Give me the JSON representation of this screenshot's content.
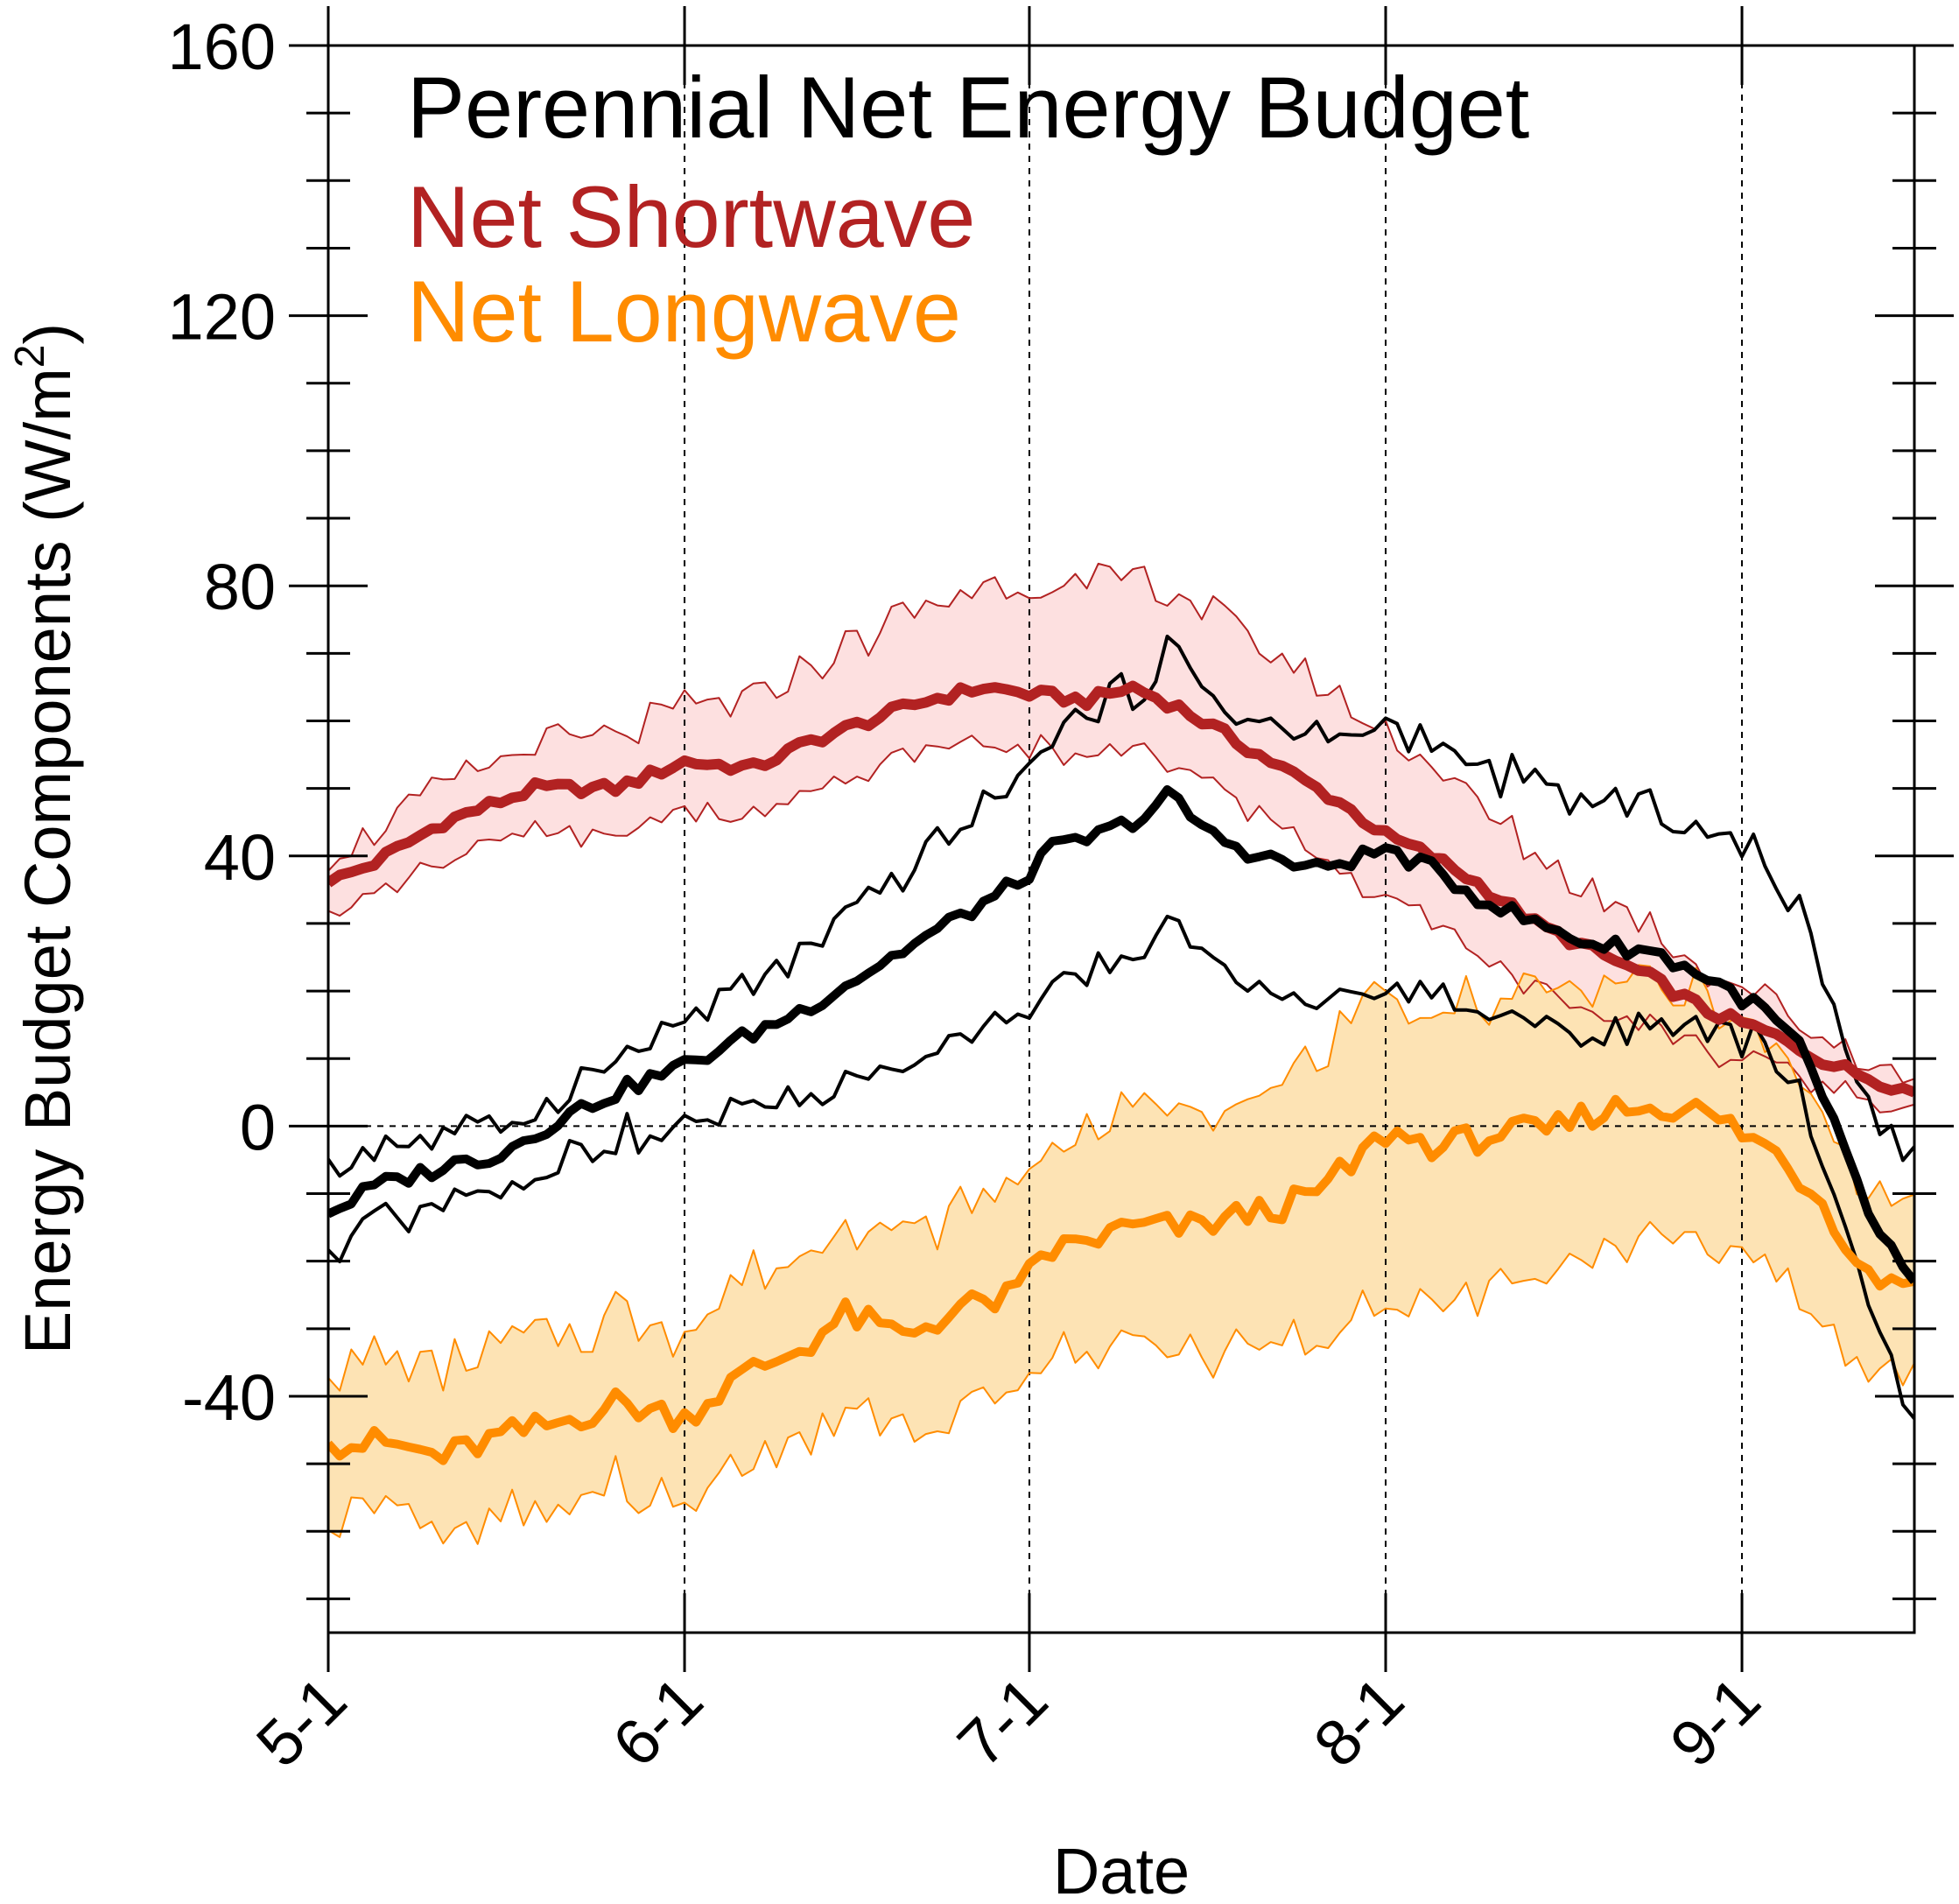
{
  "chart_data": {
    "type": "line",
    "title": "Perennial Net Energy Budget",
    "xlabel": "Date",
    "ylabel": "Energy Budget Components (W/m",
    "ylabel_superscript": "2",
    "ylabel_close": ")",
    "x_start": "5-1",
    "x_end": "9-17",
    "x_ticks": [
      {
        "label": "5-1",
        "day": 0
      },
      {
        "label": "6-1",
        "day": 31
      },
      {
        "label": "7-1",
        "day": 61
      },
      {
        "label": "8-1",
        "day": 92
      },
      {
        "label": "9-1",
        "day": 123
      }
    ],
    "ylim": [
      -75,
      160
    ],
    "y_ticks": [
      160,
      120,
      80,
      40,
      0,
      -40
    ],
    "y_minor_step": 10,
    "grid": "dashed vertical lines at month starts and dashed zero line",
    "legend": [
      {
        "label": "Perennial Net Energy Budget",
        "color": "#000000"
      },
      {
        "label": "Net Shortwave",
        "color": "#b22222"
      },
      {
        "label": "Net Longwave",
        "color": "#ff8c00"
      }
    ],
    "series": [
      {
        "name": "Net Shortwave",
        "color": "#b22222",
        "band_fill": "#fde0e0",
        "knots": [
          [
            0,
            36
          ],
          [
            4,
            39
          ],
          [
            10,
            45
          ],
          [
            18,
            50
          ],
          [
            25,
            50
          ],
          [
            31,
            54
          ],
          [
            37,
            53
          ],
          [
            42,
            57
          ],
          [
            47,
            60
          ],
          [
            52,
            63
          ],
          [
            57,
            65
          ],
          [
            61,
            64
          ],
          [
            66,
            63
          ],
          [
            70,
            65
          ],
          [
            74,
            62
          ],
          [
            78,
            58
          ],
          [
            83,
            53
          ],
          [
            88,
            48
          ],
          [
            92,
            43
          ],
          [
            96,
            40
          ],
          [
            100,
            36
          ],
          [
            105,
            30
          ],
          [
            110,
            26
          ],
          [
            115,
            22
          ],
          [
            120,
            17
          ],
          [
            125,
            14
          ],
          [
            131,
            9
          ],
          [
            138,
            5
          ]
        ],
        "lower_offset": [
          [
            0,
            5
          ],
          [
            30,
            7
          ],
          [
            60,
            8
          ],
          [
            80,
            9
          ],
          [
            92,
            10
          ],
          [
            105,
            10
          ],
          [
            120,
            6
          ],
          [
            138,
            2
          ]
        ],
        "upper_offset": [
          [
            0,
            4
          ],
          [
            30,
            8
          ],
          [
            60,
            16
          ],
          [
            75,
            17
          ],
          [
            92,
            15
          ],
          [
            105,
            10
          ],
          [
            120,
            6
          ],
          [
            138,
            2
          ]
        ]
      },
      {
        "name": "Net Longwave",
        "color": "#ff8c00",
        "band_fill": "#fde3b4",
        "knots": [
          [
            0,
            -47
          ],
          [
            5,
            -47
          ],
          [
            10,
            -49
          ],
          [
            15,
            -46
          ],
          [
            20,
            -44
          ],
          [
            25,
            -41
          ],
          [
            31,
            -43
          ],
          [
            36,
            -37
          ],
          [
            41,
            -33
          ],
          [
            45,
            -28
          ],
          [
            50,
            -31
          ],
          [
            55,
            -27
          ],
          [
            60,
            -25
          ],
          [
            62,
            -19
          ],
          [
            66,
            -17
          ],
          [
            70,
            -15
          ],
          [
            75,
            -15
          ],
          [
            80,
            -13
          ],
          [
            85,
            -11
          ],
          [
            89,
            -6
          ],
          [
            92,
            -1
          ],
          [
            97,
            -3
          ],
          [
            102,
            -1
          ],
          [
            106,
            -1
          ],
          [
            110,
            2
          ],
          [
            114,
            3
          ],
          [
            118,
            3
          ],
          [
            122,
            0
          ],
          [
            126,
            -4
          ],
          [
            130,
            -11
          ],
          [
            134,
            -22
          ],
          [
            138,
            -23
          ]
        ],
        "lower_offset": [
          [
            0,
            10
          ],
          [
            60,
            15
          ],
          [
            92,
            24
          ],
          [
            125,
            18
          ],
          [
            138,
            14
          ]
        ],
        "upper_offset": [
          [
            0,
            12
          ],
          [
            60,
            15
          ],
          [
            92,
            20
          ],
          [
            110,
            20
          ],
          [
            125,
            15
          ],
          [
            138,
            12
          ]
        ]
      },
      {
        "name": "Perennial Net Energy Budget",
        "color": "#000000",
        "knots": [
          [
            0,
            -13
          ],
          [
            4,
            -9
          ],
          [
            10,
            -6
          ],
          [
            15,
            -4
          ],
          [
            20,
            1
          ],
          [
            25,
            5
          ],
          [
            31,
            9
          ],
          [
            36,
            13
          ],
          [
            41,
            17
          ],
          [
            46,
            22
          ],
          [
            51,
            27
          ],
          [
            56,
            32
          ],
          [
            60,
            36
          ],
          [
            63,
            41
          ],
          [
            67,
            43
          ],
          [
            71,
            46
          ],
          [
            73,
            49
          ],
          [
            77,
            43
          ],
          [
            81,
            40
          ],
          [
            86,
            38
          ],
          [
            92,
            41
          ],
          [
            96,
            38
          ],
          [
            100,
            34
          ],
          [
            105,
            30
          ],
          [
            110,
            27
          ],
          [
            115,
            26
          ],
          [
            120,
            22
          ],
          [
            125,
            17
          ],
          [
            128,
            12
          ],
          [
            131,
            0
          ],
          [
            134,
            -13
          ],
          [
            137,
            -21
          ],
          [
            138,
            -23
          ]
        ],
        "lower_offset": [
          [
            0,
            6
          ],
          [
            20,
            5
          ],
          [
            40,
            12
          ],
          [
            60,
            20
          ],
          [
            73,
            20
          ],
          [
            92,
            20
          ],
          [
            110,
            13
          ],
          [
            125,
            5
          ],
          [
            131,
            10
          ],
          [
            138,
            20
          ]
        ],
        "upper_offset": [
          [
            0,
            6
          ],
          [
            20,
            4
          ],
          [
            40,
            8
          ],
          [
            60,
            15
          ],
          [
            73,
            21
          ],
          [
            92,
            18
          ],
          [
            110,
            21
          ],
          [
            125,
            22
          ],
          [
            131,
            16
          ],
          [
            138,
            18
          ]
        ]
      }
    ]
  }
}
========
* GIVEN INSTRUCTION: An exact transcription of all the entries is required, without the pictures.

* RESULT BELOW:
Give me the JSON representation of this screenshot's content.
{
  "chart_data": {
    "type": "line",
    "title": "Perennial Net Energy Budget",
    "xlabel": "Date",
    "ylabel": "Energy Budget Components (W/m",
    "ylabel_superscript": "2",
    "ylabel_close": ")",
    "x_start": "5-1",
    "x_end": "9-17",
    "x_ticks": [
      {
        "label": "5-1",
        "day": 0
      },
      {
        "label": "6-1",
        "day": 31
      },
      {
        "label": "7-1",
        "day": 61
      },
      {
        "label": "8-1",
        "day": 92
      },
      {
        "label": "9-1",
        "day": 123
      }
    ],
    "ylim": [
      -75,
      160
    ],
    "y_ticks": [
      160,
      120,
      80,
      40,
      0,
      -40
    ],
    "y_minor_step": 10,
    "grid": "dashed vertical lines at month starts and dashed zero line",
    "legend": [
      {
        "label": "Perennial Net Energy Budget",
        "color": "#000000"
      },
      {
        "label": "Net Shortwave",
        "color": "#b22222"
      },
      {
        "label": "Net Longwave",
        "color": "#ff8c00"
      }
    ],
    "series": [
      {
        "name": "Net Shortwave",
        "color": "#b22222",
        "band_fill": "#fde0e0",
        "knots": [
          [
            0,
            36
          ],
          [
            4,
            39
          ],
          [
            10,
            45
          ],
          [
            18,
            50
          ],
          [
            25,
            50
          ],
          [
            31,
            54
          ],
          [
            37,
            53
          ],
          [
            42,
            57
          ],
          [
            47,
            60
          ],
          [
            52,
            63
          ],
          [
            57,
            65
          ],
          [
            61,
            64
          ],
          [
            66,
            63
          ],
          [
            70,
            65
          ],
          [
            74,
            62
          ],
          [
            78,
            58
          ],
          [
            83,
            53
          ],
          [
            88,
            48
          ],
          [
            92,
            43
          ],
          [
            96,
            40
          ],
          [
            100,
            36
          ],
          [
            105,
            30
          ],
          [
            110,
            26
          ],
          [
            115,
            22
          ],
          [
            120,
            17
          ],
          [
            125,
            14
          ],
          [
            131,
            9
          ],
          [
            138,
            5
          ]
        ],
        "lower_offset": [
          [
            0,
            5
          ],
          [
            30,
            7
          ],
          [
            60,
            8
          ],
          [
            80,
            9
          ],
          [
            92,
            10
          ],
          [
            105,
            10
          ],
          [
            120,
            6
          ],
          [
            138,
            2
          ]
        ],
        "upper_offset": [
          [
            0,
            4
          ],
          [
            30,
            8
          ],
          [
            60,
            16
          ],
          [
            75,
            17
          ],
          [
            92,
            15
          ],
          [
            105,
            10
          ],
          [
            120,
            6
          ],
          [
            138,
            2
          ]
        ]
      },
      {
        "name": "Net Longwave",
        "color": "#ff8c00",
        "band_fill": "#fde3b4",
        "knots": [
          [
            0,
            -47
          ],
          [
            5,
            -47
          ],
          [
            10,
            -49
          ],
          [
            15,
            -46
          ],
          [
            20,
            -44
          ],
          [
            25,
            -41
          ],
          [
            31,
            -43
          ],
          [
            36,
            -37
          ],
          [
            41,
            -33
          ],
          [
            45,
            -28
          ],
          [
            50,
            -31
          ],
          [
            55,
            -27
          ],
          [
            60,
            -25
          ],
          [
            62,
            -19
          ],
          [
            66,
            -17
          ],
          [
            70,
            -15
          ],
          [
            75,
            -15
          ],
          [
            80,
            -13
          ],
          [
            85,
            -11
          ],
          [
            89,
            -6
          ],
          [
            92,
            -1
          ],
          [
            97,
            -3
          ],
          [
            102,
            -1
          ],
          [
            106,
            -1
          ],
          [
            110,
            2
          ],
          [
            114,
            3
          ],
          [
            118,
            3
          ],
          [
            122,
            0
          ],
          [
            126,
            -4
          ],
          [
            130,
            -11
          ],
          [
            134,
            -22
          ],
          [
            138,
            -23
          ]
        ],
        "lower_offset": [
          [
            0,
            10
          ],
          [
            60,
            15
          ],
          [
            92,
            24
          ],
          [
            125,
            18
          ],
          [
            138,
            14
          ]
        ],
        "upper_offset": [
          [
            0,
            12
          ],
          [
            60,
            15
          ],
          [
            92,
            20
          ],
          [
            110,
            20
          ],
          [
            125,
            15
          ],
          [
            138,
            12
          ]
        ]
      },
      {
        "name": "Perennial Net Energy Budget",
        "color": "#000000",
        "knots": [
          [
            0,
            -13
          ],
          [
            4,
            -9
          ],
          [
            10,
            -6
          ],
          [
            15,
            -4
          ],
          [
            20,
            1
          ],
          [
            25,
            5
          ],
          [
            31,
            9
          ],
          [
            36,
            13
          ],
          [
            41,
            17
          ],
          [
            46,
            22
          ],
          [
            51,
            27
          ],
          [
            56,
            32
          ],
          [
            60,
            36
          ],
          [
            63,
            41
          ],
          [
            67,
            43
          ],
          [
            71,
            46
          ],
          [
            73,
            49
          ],
          [
            77,
            43
          ],
          [
            81,
            40
          ],
          [
            86,
            38
          ],
          [
            92,
            41
          ],
          [
            96,
            38
          ],
          [
            100,
            34
          ],
          [
            105,
            30
          ],
          [
            110,
            27
          ],
          [
            115,
            26
          ],
          [
            120,
            22
          ],
          [
            125,
            17
          ],
          [
            128,
            12
          ],
          [
            131,
            0
          ],
          [
            134,
            -13
          ],
          [
            137,
            -21
          ],
          [
            138,
            -23
          ]
        ],
        "lower_offset": [
          [
            0,
            6
          ],
          [
            20,
            5
          ],
          [
            40,
            12
          ],
          [
            60,
            20
          ],
          [
            73,
            20
          ],
          [
            92,
            20
          ],
          [
            110,
            13
          ],
          [
            125,
            5
          ],
          [
            131,
            10
          ],
          [
            138,
            20
          ]
        ],
        "upper_offset": [
          [
            0,
            6
          ],
          [
            20,
            4
          ],
          [
            40,
            8
          ],
          [
            60,
            15
          ],
          [
            73,
            21
          ],
          [
            92,
            18
          ],
          [
            110,
            21
          ],
          [
            125,
            22
          ],
          [
            131,
            16
          ],
          [
            138,
            18
          ]
        ]
      }
    ]
  }
}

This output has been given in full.